Records to process:

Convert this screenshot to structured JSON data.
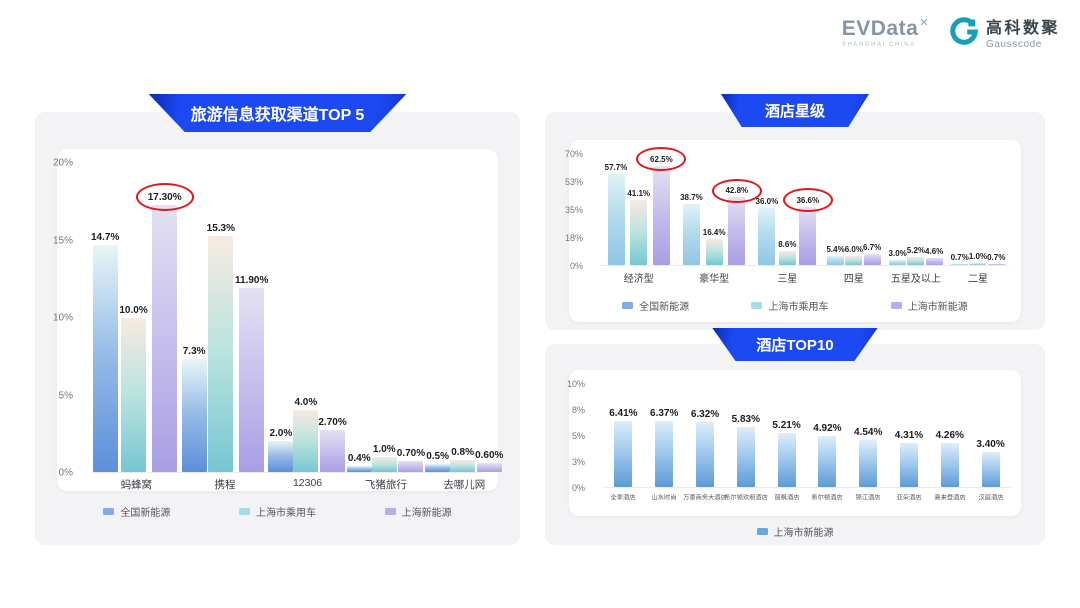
{
  "header": {
    "evdata_logo": "EVData",
    "evdata_x": "✕",
    "evdata_sub": "SHANGHAI CHINA",
    "gausscode_cn": "高科数聚",
    "gausscode_en": "Gausscode"
  },
  "colors": {
    "banner_blue": "#1d49f2",
    "annotation_red": "#e21717",
    "panel_bg": "#f3f3f5",
    "gausscode_teal": "#16a0b5"
  },
  "chart_data": [
    {
      "id": "travel_channels",
      "type": "bar",
      "title": "旅游信息获取渠道TOP 5",
      "categories": [
        "蚂蜂窝",
        "携程",
        "12306",
        "飞猪旅行",
        "去哪儿网"
      ],
      "yticks": [
        "20%",
        "15%",
        "10%",
        "5%",
        "0%"
      ],
      "ymax": 20,
      "legend_position": "bottom",
      "grid": false,
      "series": [
        {
          "name": "全国新能源",
          "values": [
            14.7,
            7.3,
            2.0,
            0.4,
            0.5
          ],
          "labels": [
            "14.7%",
            "7.3%",
            "2.0%",
            "0.4%",
            "0.5%"
          ],
          "stops": [
            "#e7f6f7",
            "#93b9e6",
            "#5c8fdb"
          ],
          "swatch": "#84a9e6"
        },
        {
          "name": "上海市乘用车",
          "values": [
            10.0,
            15.3,
            4.0,
            1.0,
            0.8
          ],
          "labels": [
            "10.0%",
            "15.3%",
            "4.0%",
            "1.0%",
            "0.8%"
          ],
          "stops": [
            "#f7eae2",
            "#b9e3de",
            "#76c6d2"
          ],
          "swatch": "#a6dbe7"
        },
        {
          "name": "上海新能源",
          "values": [
            17.3,
            11.9,
            2.7,
            0.7,
            0.6
          ],
          "labels": [
            "17.30%",
            "11.90%",
            "2.70%",
            "0.70%",
            "0.60%"
          ],
          "stops": [
            "#e4e1f3",
            "#c7c0ed",
            "#a89ee4"
          ],
          "swatch": "#b6ade9"
        }
      ],
      "circled": [
        [
          2,
          0
        ]
      ]
    },
    {
      "id": "hotel_star",
      "type": "bar",
      "title": "酒店星级",
      "categories": [
        "经济型",
        "豪华型",
        "三星",
        "四星",
        "五星及以上",
        "二星"
      ],
      "yticks": [
        "70%",
        "53%",
        "35%",
        "18%",
        "0%"
      ],
      "ymax": 70,
      "legend_position": "bottom",
      "grid": false,
      "series": [
        {
          "name": "全国新能源",
          "values": [
            57.7,
            38.7,
            36.0,
            5.4,
            3.0,
            0.7
          ],
          "labels": [
            "57.7%",
            "38.7%",
            "36.0%",
            "5.4%",
            "3.0%",
            "0.7%"
          ],
          "stops": [
            "#dff3f6",
            "#b0d9ec",
            "#8fc6e6"
          ],
          "swatch": "#84a9e6"
        },
        {
          "name": "上海市乘用车",
          "values": [
            41.1,
            16.4,
            8.6,
            6.0,
            5.2,
            1.0
          ],
          "labels": [
            "41.1%",
            "16.4%",
            "8.6%",
            "6.0%",
            "5.2%",
            "1.0%"
          ],
          "stops": [
            "#f7eae2",
            "#b9e3de",
            "#76c6d2"
          ],
          "swatch": "#a6dbe7"
        },
        {
          "name": "上海市新能源",
          "values": [
            62.5,
            42.8,
            36.6,
            6.7,
            4.6,
            0.7
          ],
          "labels": [
            "62.5%",
            "42.8%",
            "36.6%",
            "6.7%",
            "4.6%",
            "0.7%"
          ],
          "stops": [
            "#e4e1f3",
            "#c4bcec",
            "#a89ee4"
          ],
          "swatch": "#b6ade9"
        }
      ],
      "circled": [
        [
          2,
          0
        ],
        [
          2,
          1
        ],
        [
          2,
          2
        ]
      ]
    },
    {
      "id": "hotel_top10",
      "type": "bar",
      "title": "酒店TOP10",
      "categories": [
        "全季酒店",
        "山水时尚",
        "万豪商务大酒店",
        "希尔顿欢朋酒店",
        "丽枫酒店",
        "希尔顿酒店",
        "锦江酒店",
        "亚朵酒店",
        "喜来登酒店",
        "汉庭酒店"
      ],
      "yticks": [
        "10%",
        "8%",
        "5%",
        "3%",
        "0%"
      ],
      "ymax": 10,
      "legend_position": "bottom",
      "grid": false,
      "series": [
        {
          "name": "上海市新能源",
          "values": [
            6.41,
            6.37,
            6.32,
            5.83,
            5.21,
            4.92,
            4.54,
            4.31,
            4.26,
            3.4
          ],
          "labels": [
            "6.41%",
            "6.37%",
            "6.32%",
            "5.83%",
            "5.21%",
            "4.92%",
            "4.54%",
            "4.31%",
            "4.26%",
            "3.40%"
          ],
          "stops": [
            "#ddeefa",
            "#9cc6ec",
            "#5e9ad7"
          ],
          "swatch": "#6ba4de"
        }
      ],
      "circled": []
    }
  ]
}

Task prompt:
Keep the pictures out and write out the records exactly.

Answer in full:
Convert this screenshot to structured JSON data.
{
  "header": {
    "evdata_logo": "EVData",
    "evdata_x": "✕",
    "evdata_sub": "SHANGHAI CHINA",
    "gausscode_cn": "高科数聚",
    "gausscode_en": "Gausscode"
  },
  "colors": {
    "banner_blue": "#1d49f2",
    "annotation_red": "#e21717",
    "panel_bg": "#f3f3f5",
    "gausscode_teal": "#16a0b5"
  },
  "chart_data": [
    {
      "id": "travel_channels",
      "type": "bar",
      "title": "旅游信息获取渠道TOP 5",
      "categories": [
        "蚂蜂窝",
        "携程",
        "12306",
        "飞猪旅行",
        "去哪儿网"
      ],
      "yticks": [
        "20%",
        "15%",
        "10%",
        "5%",
        "0%"
      ],
      "ymax": 20,
      "legend_position": "bottom",
      "grid": false,
      "series": [
        {
          "name": "全国新能源",
          "values": [
            14.7,
            7.3,
            2.0,
            0.4,
            0.5
          ],
          "labels": [
            "14.7%",
            "7.3%",
            "2.0%",
            "0.4%",
            "0.5%"
          ],
          "stops": [
            "#e7f6f7",
            "#93b9e6",
            "#5c8fdb"
          ],
          "swatch": "#84a9e6"
        },
        {
          "name": "上海市乘用车",
          "values": [
            10.0,
            15.3,
            4.0,
            1.0,
            0.8
          ],
          "labels": [
            "10.0%",
            "15.3%",
            "4.0%",
            "1.0%",
            "0.8%"
          ],
          "stops": [
            "#f7eae2",
            "#b9e3de",
            "#76c6d2"
          ],
          "swatch": "#a6dbe7"
        },
        {
          "name": "上海新能源",
          "values": [
            17.3,
            11.9,
            2.7,
            0.7,
            0.6
          ],
          "labels": [
            "17.30%",
            "11.90%",
            "2.70%",
            "0.70%",
            "0.60%"
          ],
          "stops": [
            "#e4e1f3",
            "#c7c0ed",
            "#a89ee4"
          ],
          "swatch": "#b6ade9"
        }
      ],
      "circled": [
        [
          2,
          0
        ]
      ]
    },
    {
      "id": "hotel_star",
      "type": "bar",
      "title": "酒店星级",
      "categories": [
        "经济型",
        "豪华型",
        "三星",
        "四星",
        "五星及以上",
        "二星"
      ],
      "yticks": [
        "70%",
        "53%",
        "35%",
        "18%",
        "0%"
      ],
      "ymax": 70,
      "legend_position": "bottom",
      "grid": false,
      "series": [
        {
          "name": "全国新能源",
          "values": [
            57.7,
            38.7,
            36.0,
            5.4,
            3.0,
            0.7
          ],
          "labels": [
            "57.7%",
            "38.7%",
            "36.0%",
            "5.4%",
            "3.0%",
            "0.7%"
          ],
          "stops": [
            "#dff3f6",
            "#b0d9ec",
            "#8fc6e6"
          ],
          "swatch": "#84a9e6"
        },
        {
          "name": "上海市乘用车",
          "values": [
            41.1,
            16.4,
            8.6,
            6.0,
            5.2,
            1.0
          ],
          "labels": [
            "41.1%",
            "16.4%",
            "8.6%",
            "6.0%",
            "5.2%",
            "1.0%"
          ],
          "stops": [
            "#f7eae2",
            "#b9e3de",
            "#76c6d2"
          ],
          "swatch": "#a6dbe7"
        },
        {
          "name": "上海市新能源",
          "values": [
            62.5,
            42.8,
            36.6,
            6.7,
            4.6,
            0.7
          ],
          "labels": [
            "62.5%",
            "42.8%",
            "36.6%",
            "6.7%",
            "4.6%",
            "0.7%"
          ],
          "stops": [
            "#e4e1f3",
            "#c4bcec",
            "#a89ee4"
          ],
          "swatch": "#b6ade9"
        }
      ],
      "circled": [
        [
          2,
          0
        ],
        [
          2,
          1
        ],
        [
          2,
          2
        ]
      ]
    },
    {
      "id": "hotel_top10",
      "type": "bar",
      "title": "酒店TOP10",
      "categories": [
        "全季酒店",
        "山水时尚",
        "万豪商务大酒店",
        "希尔顿欢朋酒店",
        "丽枫酒店",
        "希尔顿酒店",
        "锦江酒店",
        "亚朵酒店",
        "喜来登酒店",
        "汉庭酒店"
      ],
      "yticks": [
        "10%",
        "8%",
        "5%",
        "3%",
        "0%"
      ],
      "ymax": 10,
      "legend_position": "bottom",
      "grid": false,
      "series": [
        {
          "name": "上海市新能源",
          "values": [
            6.41,
            6.37,
            6.32,
            5.83,
            5.21,
            4.92,
            4.54,
            4.31,
            4.26,
            3.4
          ],
          "labels": [
            "6.41%",
            "6.37%",
            "6.32%",
            "5.83%",
            "5.21%",
            "4.92%",
            "4.54%",
            "4.31%",
            "4.26%",
            "3.40%"
          ],
          "stops": [
            "#ddeefa",
            "#9cc6ec",
            "#5e9ad7"
          ],
          "swatch": "#6ba4de"
        }
      ],
      "circled": []
    }
  ]
}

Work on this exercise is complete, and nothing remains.